**WORK INSTRUCTIONS:** Render the following material again verbatim, leaving nothing out.

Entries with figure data
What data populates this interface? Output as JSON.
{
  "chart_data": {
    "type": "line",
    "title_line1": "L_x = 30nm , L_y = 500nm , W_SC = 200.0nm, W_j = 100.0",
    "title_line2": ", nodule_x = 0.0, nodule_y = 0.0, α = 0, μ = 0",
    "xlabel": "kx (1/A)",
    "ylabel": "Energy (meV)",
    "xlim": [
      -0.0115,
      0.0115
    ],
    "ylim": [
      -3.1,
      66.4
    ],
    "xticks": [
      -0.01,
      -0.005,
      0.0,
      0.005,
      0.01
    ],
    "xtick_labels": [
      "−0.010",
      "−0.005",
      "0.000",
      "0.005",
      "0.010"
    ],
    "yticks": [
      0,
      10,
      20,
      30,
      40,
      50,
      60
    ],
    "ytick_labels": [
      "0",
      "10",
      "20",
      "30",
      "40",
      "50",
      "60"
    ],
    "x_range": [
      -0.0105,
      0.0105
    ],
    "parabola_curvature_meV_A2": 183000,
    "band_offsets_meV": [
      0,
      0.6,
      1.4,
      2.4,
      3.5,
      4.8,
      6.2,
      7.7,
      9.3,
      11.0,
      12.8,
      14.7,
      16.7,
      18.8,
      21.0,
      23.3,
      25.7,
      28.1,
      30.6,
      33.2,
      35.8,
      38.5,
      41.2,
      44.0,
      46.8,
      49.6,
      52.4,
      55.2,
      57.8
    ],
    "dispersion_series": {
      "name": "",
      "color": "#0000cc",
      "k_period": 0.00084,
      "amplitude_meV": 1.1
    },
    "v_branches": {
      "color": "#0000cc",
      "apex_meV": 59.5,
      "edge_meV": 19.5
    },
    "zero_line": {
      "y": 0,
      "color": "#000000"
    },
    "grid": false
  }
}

**TASK ANSWER:**
What data populates this interface? Output as JSON.
{
  "chart_data": {
    "type": "line",
    "title_line1": "L_x = 30nm , L_y = 500nm , W_SC = 200.0nm, W_j = 100.0",
    "title_line2": ", nodule_x = 0.0, nodule_y = 0.0, α = 0, μ = 0",
    "xlabel": "kx (1/A)",
    "ylabel": "Energy (meV)",
    "xlim": [
      -0.0115,
      0.0115
    ],
    "ylim": [
      -3.1,
      66.4
    ],
    "xticks": [
      -0.01,
      -0.005,
      0.0,
      0.005,
      0.01
    ],
    "xtick_labels": [
      "−0.010",
      "−0.005",
      "0.000",
      "0.005",
      "0.010"
    ],
    "yticks": [
      0,
      10,
      20,
      30,
      40,
      50,
      60
    ],
    "ytick_labels": [
      "0",
      "10",
      "20",
      "30",
      "40",
      "50",
      "60"
    ],
    "x_range": [
      -0.0105,
      0.0105
    ],
    "parabola_curvature_meV_A2": 183000,
    "band_offsets_meV": [
      0,
      0.6,
      1.4,
      2.4,
      3.5,
      4.8,
      6.2,
      7.7,
      9.3,
      11.0,
      12.8,
      14.7,
      16.7,
      18.8,
      21.0,
      23.3,
      25.7,
      28.1,
      30.6,
      33.2,
      35.8,
      38.5,
      41.2,
      44.0,
      46.8,
      49.6,
      52.4,
      55.2,
      57.8
    ],
    "dispersion_series": {
      "name": "",
      "color": "#0000cc",
      "k_period": 0.00084,
      "amplitude_meV": 1.1
    },
    "v_branches": {
      "color": "#0000cc",
      "apex_meV": 59.5,
      "edge_meV": 19.5
    },
    "zero_line": {
      "y": 0,
      "color": "#000000"
    },
    "grid": false
  }
}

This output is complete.